Go through the entries below and retype them exactly, omitting each picture.

:: Supplied records

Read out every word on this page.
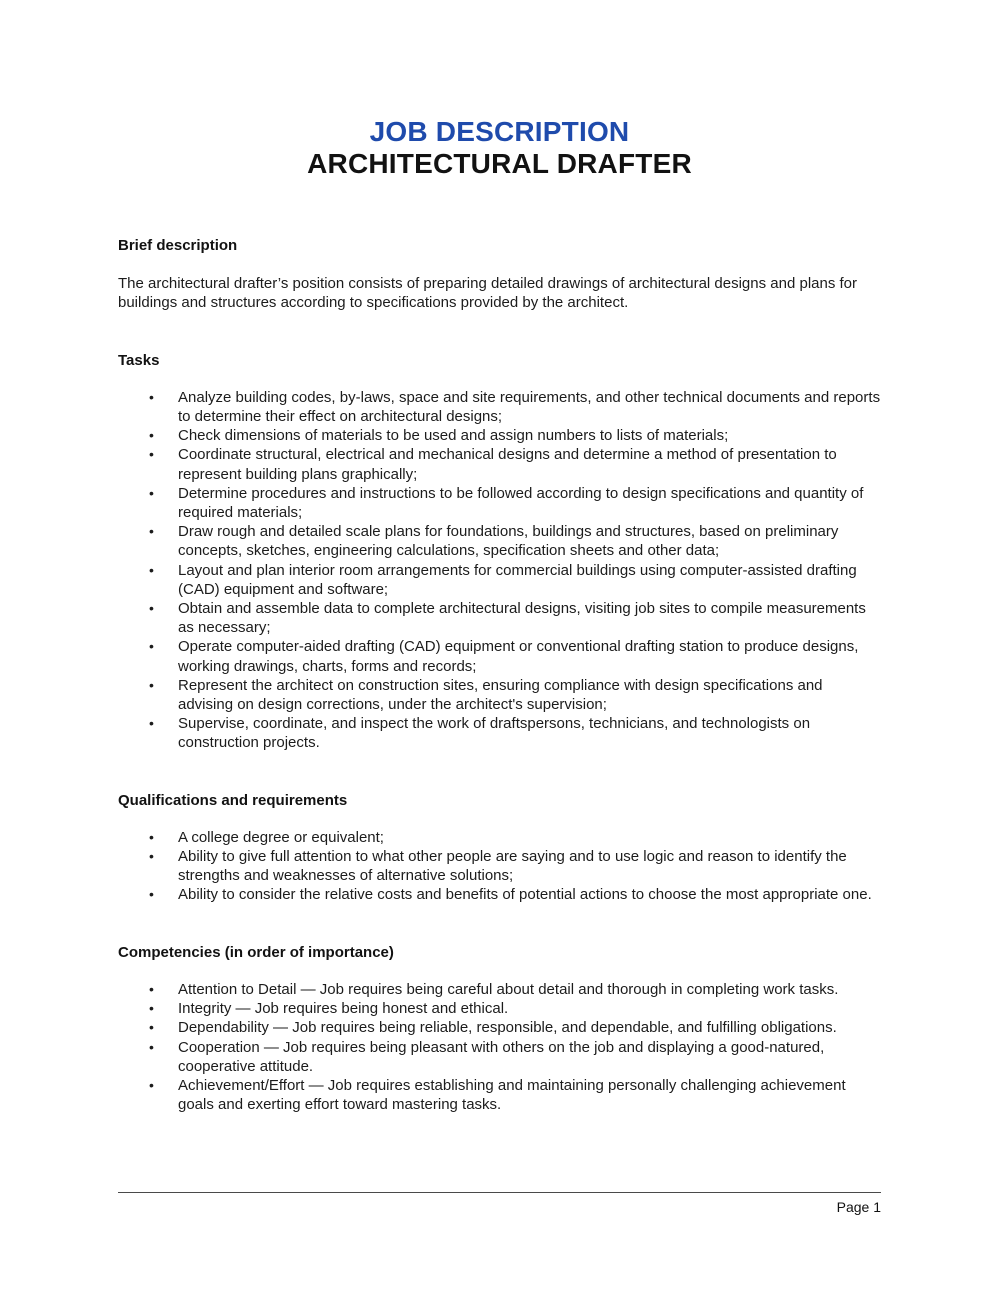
JOB DESCRIPTION
ARCHITECTURAL DRAFTER
Brief description

The architectural drafter’s position consists of preparing detailed drawings of architectural designs and plans for buildings and structures according to specifications provided by the architect.

Tasks
• Analyze building codes, by-laws, space and site requirements, and other technical documents and reports to determine their effect on architectural designs;
• Check dimensions of materials to be used and assign numbers to lists of materials;
• Coordinate structural, electrical and mechanical designs and determine a method of presentation to represent building plans graphically;
• Determine procedures and instructions to be followed according to design specifications and quantity of required materials;
• Draw rough and detailed scale plans for foundations, buildings and structures, based on preliminary concepts, sketches, engineering calculations, specification sheets and other data;
• Layout and plan interior room arrangements for commercial buildings using computer-assisted drafting (CAD) equipment and software;
• Obtain and assemble data to complete architectural designs, visiting job sites to compile measurements as necessary;
• Operate computer-aided drafting (CAD) equipment or conventional drafting station to produce designs, working drawings, charts, forms and records;
• Represent the architect on construction sites, ensuring compliance with design specifications and advising on design corrections, under the architect's supervision;
• Supervise, coordinate, and inspect the work of draftspersons, technicians, and technologists on construction projects.
Qualifications and requirements
• A college degree or equivalent;
• Ability to give full attention to what other people are saying and to use logic and reason to identify the strengths and weaknesses of alternative solutions;
• Ability to consider the relative costs and benefits of potential actions to choose the most appropriate one.
Competencies (in order of importance)
• Attention to Detail — Job requires being careful about detail and thorough in completing work tasks.
• Integrity — Job requires being honest and ethical.
• Dependability — Job requires being reliable, responsible, and dependable, and fulfilling obligations.
• Cooperation — Job requires being pleasant with others on the job and displaying a good-natured, cooperative attitude.
• Achievement/Effort — Job requires establishing and maintaining personally challenging achievement goals and exerting effort toward mastering tasks.
Page 1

::::

_Exercise output_.
Read out every word on this page.
JOB DESCRIPTION
ARCHITECTURAL DRAFTER
Brief description

The architectural drafter’s position consists of preparing detailed drawings of architectural designs and plans for buildings and structures according to specifications provided by the architect.

Tasks
• Analyze building codes, by-laws, space and site requirements, and other technical documents and reports to determine their effect on architectural designs;
• Check dimensions of materials to be used and assign numbers to lists of materials;
• Coordinate structural, electrical and mechanical designs and determine a method of presentation to represent building plans graphically;
• Determine procedures and instructions to be followed according to design specifications and quantity of required materials;
• Draw rough and detailed scale plans for foundations, buildings and structures, based on preliminary concepts, sketches, engineering calculations, specification sheets and other data;
• Layout and plan interior room arrangements for commercial buildings using computer-assisted drafting (CAD) equipment and software;
• Obtain and assemble data to complete architectural designs, visiting job sites to compile measurements as necessary;
• Operate computer-aided drafting (CAD) equipment or conventional drafting station to produce designs, working drawings, charts, forms and records;
• Represent the architect on construction sites, ensuring compliance with design specifications and advising on design corrections, under the architect's supervision;
• Supervise, coordinate, and inspect the work of draftspersons, technicians, and technologists on construction projects.
Qualifications and requirements
• A college degree or equivalent;
• Ability to give full attention to what other people are saying and to use logic and reason to identify the strengths and weaknesses of alternative solutions;
• Ability to consider the relative costs and benefits of potential actions to choose the most appropriate one.
Competencies (in order of importance)
• Attention to Detail — Job requires being careful about detail and thorough in completing work tasks.
• Integrity — Job requires being honest and ethical.
• Dependability — Job requires being reliable, responsible, and dependable, and fulfilling obligations.
• Cooperation — Job requires being pleasant with others on the job and displaying a good-natured, cooperative attitude.
• Achievement/Effort — Job requires establishing and maintaining personally challenging achievement goals and exerting effort toward mastering tasks.
Page 1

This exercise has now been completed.